Rows:
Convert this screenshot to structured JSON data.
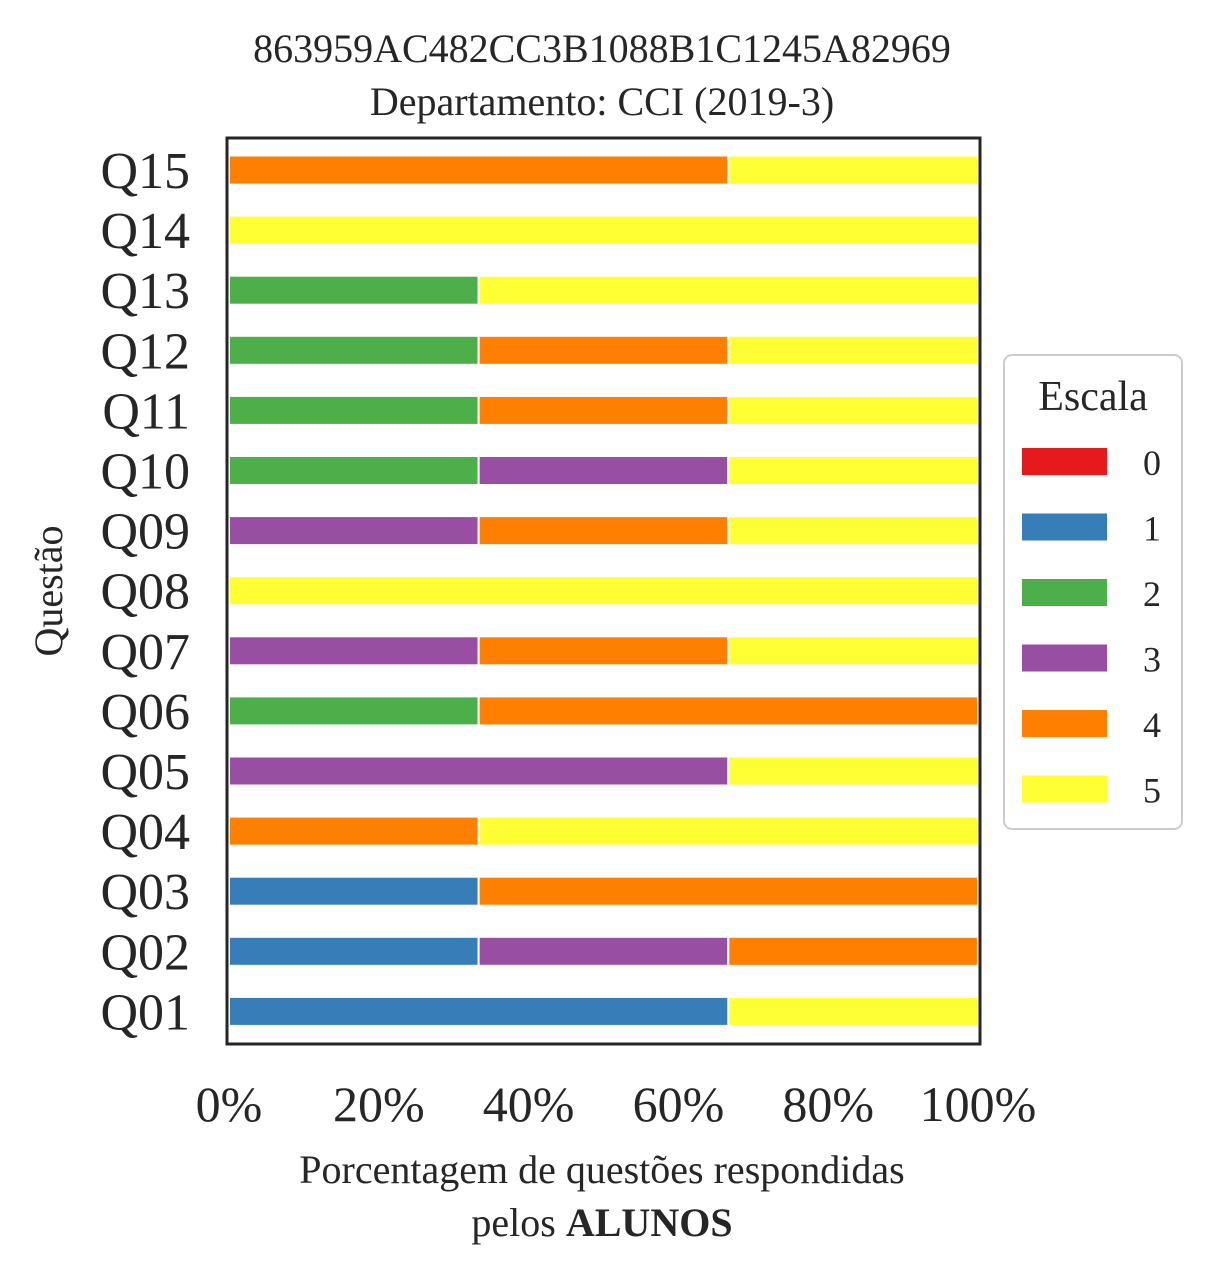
{
  "chart_data": {
    "type": "bar",
    "orientation": "horizontal",
    "stacked": true,
    "title": "863959AC482CC3B1088B1C1245A82969",
    "subtitle": "Departamento: CCI (2019-3)",
    "xlabel_line1": "Porcentagem de questões respondidas",
    "xlabel_line2_prefix": "pelos ",
    "xlabel_line2_bold": "ALUNOS",
    "ylabel": "Questão",
    "xlim": [
      0,
      100
    ],
    "xticks": [
      "0%",
      "20%",
      "40%",
      "60%",
      "80%",
      "100%"
    ],
    "grid": false,
    "legend_position": "right",
    "legend_title": "Escala",
    "categories": [
      "Q01",
      "Q02",
      "Q03",
      "Q04",
      "Q05",
      "Q06",
      "Q07",
      "Q08",
      "Q09",
      "Q10",
      "Q11",
      "Q12",
      "Q13",
      "Q14",
      "Q15"
    ],
    "series": [
      {
        "name": "0",
        "color": "#e41a1c",
        "values": [
          0,
          0,
          0,
          0,
          0,
          0,
          0,
          0,
          0,
          0,
          0,
          0,
          0,
          0,
          0
        ]
      },
      {
        "name": "1",
        "color": "#377eb8",
        "values": [
          66.67,
          33.33,
          33.33,
          0,
          0,
          0,
          0,
          0,
          0,
          0,
          0,
          0,
          0,
          0,
          0
        ]
      },
      {
        "name": "2",
        "color": "#4daf4a",
        "values": [
          0,
          0,
          0,
          0,
          0,
          33.33,
          0,
          0,
          0,
          33.33,
          33.33,
          33.33,
          33.33,
          0,
          0
        ]
      },
      {
        "name": "3",
        "color": "#984ea3",
        "values": [
          0,
          33.33,
          0,
          0,
          66.67,
          0,
          33.33,
          0,
          33.33,
          33.33,
          0,
          0,
          0,
          0,
          0
        ]
      },
      {
        "name": "4",
        "color": "#ff7f00",
        "values": [
          0,
          33.33,
          66.67,
          33.33,
          0,
          66.67,
          33.33,
          0,
          33.33,
          0,
          33.33,
          33.33,
          0,
          0,
          66.67
        ]
      },
      {
        "name": "5",
        "color": "#ffff33",
        "values": [
          33.33,
          0,
          0,
          66.67,
          33.33,
          0,
          33.33,
          100,
          33.33,
          33.33,
          33.33,
          33.33,
          66.67,
          100,
          33.33
        ]
      }
    ]
  }
}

Set task: Copy the records word for word, leaving no picture in the copy.

Worked solution:
Convert this screenshot to structured JSON data.
{
  "chart_data": {
    "type": "bar",
    "orientation": "horizontal",
    "stacked": true,
    "title": "863959AC482CC3B1088B1C1245A82969",
    "subtitle": "Departamento: CCI (2019-3)",
    "xlabel_line1": "Porcentagem de questões respondidas",
    "xlabel_line2_prefix": "pelos ",
    "xlabel_line2_bold": "ALUNOS",
    "ylabel": "Questão",
    "xlim": [
      0,
      100
    ],
    "xticks": [
      "0%",
      "20%",
      "40%",
      "60%",
      "80%",
      "100%"
    ],
    "grid": false,
    "legend_position": "right",
    "legend_title": "Escala",
    "categories": [
      "Q01",
      "Q02",
      "Q03",
      "Q04",
      "Q05",
      "Q06",
      "Q07",
      "Q08",
      "Q09",
      "Q10",
      "Q11",
      "Q12",
      "Q13",
      "Q14",
      "Q15"
    ],
    "series": [
      {
        "name": "0",
        "color": "#e41a1c",
        "values": [
          0,
          0,
          0,
          0,
          0,
          0,
          0,
          0,
          0,
          0,
          0,
          0,
          0,
          0,
          0
        ]
      },
      {
        "name": "1",
        "color": "#377eb8",
        "values": [
          66.67,
          33.33,
          33.33,
          0,
          0,
          0,
          0,
          0,
          0,
          0,
          0,
          0,
          0,
          0,
          0
        ]
      },
      {
        "name": "2",
        "color": "#4daf4a",
        "values": [
          0,
          0,
          0,
          0,
          0,
          33.33,
          0,
          0,
          0,
          33.33,
          33.33,
          33.33,
          33.33,
          0,
          0
        ]
      },
      {
        "name": "3",
        "color": "#984ea3",
        "values": [
          0,
          33.33,
          0,
          0,
          66.67,
          0,
          33.33,
          0,
          33.33,
          33.33,
          0,
          0,
          0,
          0,
          0
        ]
      },
      {
        "name": "4",
        "color": "#ff7f00",
        "values": [
          0,
          33.33,
          66.67,
          33.33,
          0,
          66.67,
          33.33,
          0,
          33.33,
          0,
          33.33,
          33.33,
          0,
          0,
          66.67
        ]
      },
      {
        "name": "5",
        "color": "#ffff33",
        "values": [
          33.33,
          0,
          0,
          66.67,
          33.33,
          0,
          33.33,
          100,
          33.33,
          33.33,
          33.33,
          33.33,
          66.67,
          100,
          33.33
        ]
      }
    ]
  }
}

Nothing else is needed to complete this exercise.